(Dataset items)
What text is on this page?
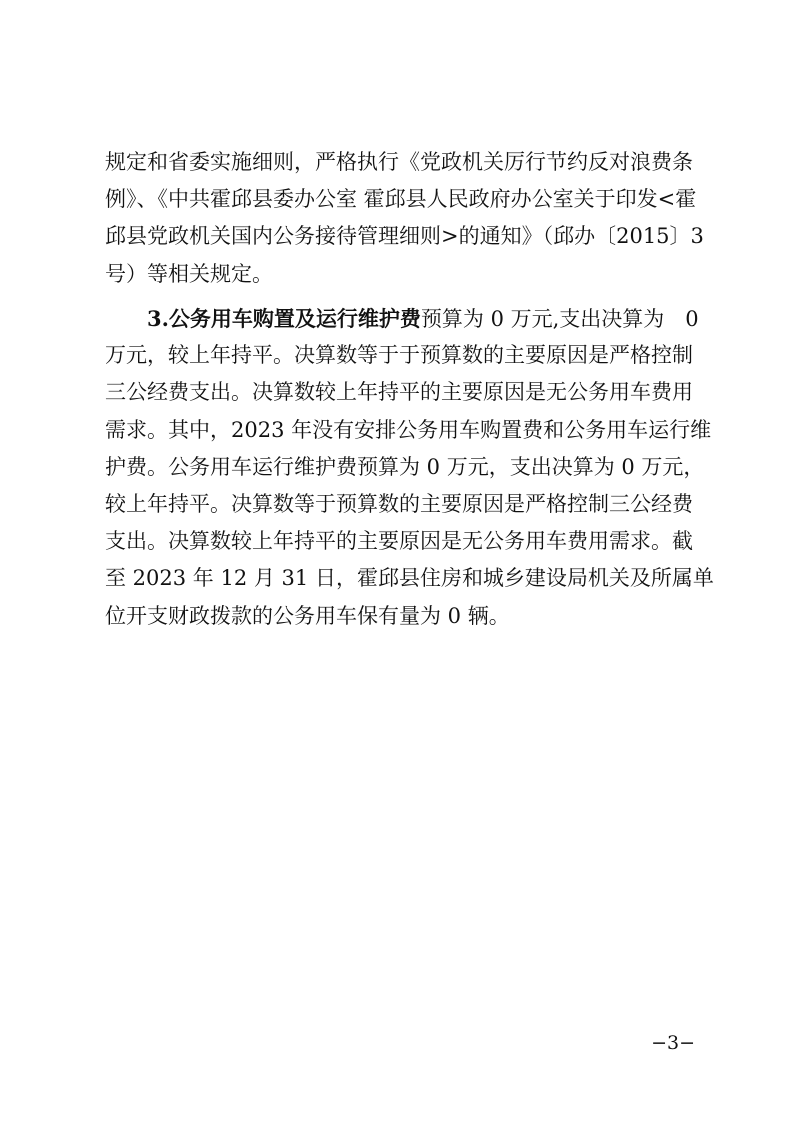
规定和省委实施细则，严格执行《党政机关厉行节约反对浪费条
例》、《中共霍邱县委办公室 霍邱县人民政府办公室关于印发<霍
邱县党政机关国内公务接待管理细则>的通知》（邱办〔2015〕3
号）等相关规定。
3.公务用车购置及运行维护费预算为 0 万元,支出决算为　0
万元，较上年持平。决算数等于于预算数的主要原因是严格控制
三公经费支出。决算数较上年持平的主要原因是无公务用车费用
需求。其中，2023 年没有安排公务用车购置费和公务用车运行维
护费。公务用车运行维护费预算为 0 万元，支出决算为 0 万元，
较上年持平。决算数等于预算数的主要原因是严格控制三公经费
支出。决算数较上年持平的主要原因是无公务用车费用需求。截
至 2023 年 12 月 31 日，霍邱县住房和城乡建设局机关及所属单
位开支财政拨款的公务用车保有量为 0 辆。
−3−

## Job
Every record must be copied exactly, with the pictures left out.

## Answer
What text is on this page?
规定和省委实施细则，严格执行《党政机关厉行节约反对浪费条
例》、《中共霍邱县委办公室 霍邱县人民政府办公室关于印发<霍
邱县党政机关国内公务接待管理细则>的通知》（邱办〔2015〕3
号）等相关规定。
3.公务用车购置及运行维护费预算为 0 万元,支出决算为　0
万元，较上年持平。决算数等于于预算数的主要原因是严格控制
三公经费支出。决算数较上年持平的主要原因是无公务用车费用
需求。其中，2023 年没有安排公务用车购置费和公务用车运行维
护费。公务用车运行维护费预算为 0 万元，支出决算为 0 万元，
较上年持平。决算数等于预算数的主要原因是严格控制三公经费
支出。决算数较上年持平的主要原因是无公务用车费用需求。截
至 2023 年 12 月 31 日，霍邱县住房和城乡建设局机关及所属单
位开支财政拨款的公务用车保有量为 0 辆。
−3−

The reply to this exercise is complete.